====== Records shown ======
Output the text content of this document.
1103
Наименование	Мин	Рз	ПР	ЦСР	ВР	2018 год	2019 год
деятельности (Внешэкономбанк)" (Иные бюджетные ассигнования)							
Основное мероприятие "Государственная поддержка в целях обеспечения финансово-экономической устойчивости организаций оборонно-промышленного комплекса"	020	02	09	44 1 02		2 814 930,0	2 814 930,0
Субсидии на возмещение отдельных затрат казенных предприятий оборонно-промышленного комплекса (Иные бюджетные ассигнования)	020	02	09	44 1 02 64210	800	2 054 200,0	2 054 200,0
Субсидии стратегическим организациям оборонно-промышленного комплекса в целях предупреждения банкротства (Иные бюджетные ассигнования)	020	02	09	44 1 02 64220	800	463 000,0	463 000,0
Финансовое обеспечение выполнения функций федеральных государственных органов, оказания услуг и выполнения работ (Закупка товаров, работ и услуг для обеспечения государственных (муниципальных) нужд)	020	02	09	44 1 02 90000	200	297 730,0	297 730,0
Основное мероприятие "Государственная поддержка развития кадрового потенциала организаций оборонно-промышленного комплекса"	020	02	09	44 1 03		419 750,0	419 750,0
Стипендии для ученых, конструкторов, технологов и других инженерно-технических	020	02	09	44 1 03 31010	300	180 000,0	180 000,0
======
- _What is asked_
Work through the listing above and report how many lines include the string "Государственная", with no other text.

- _Response_
2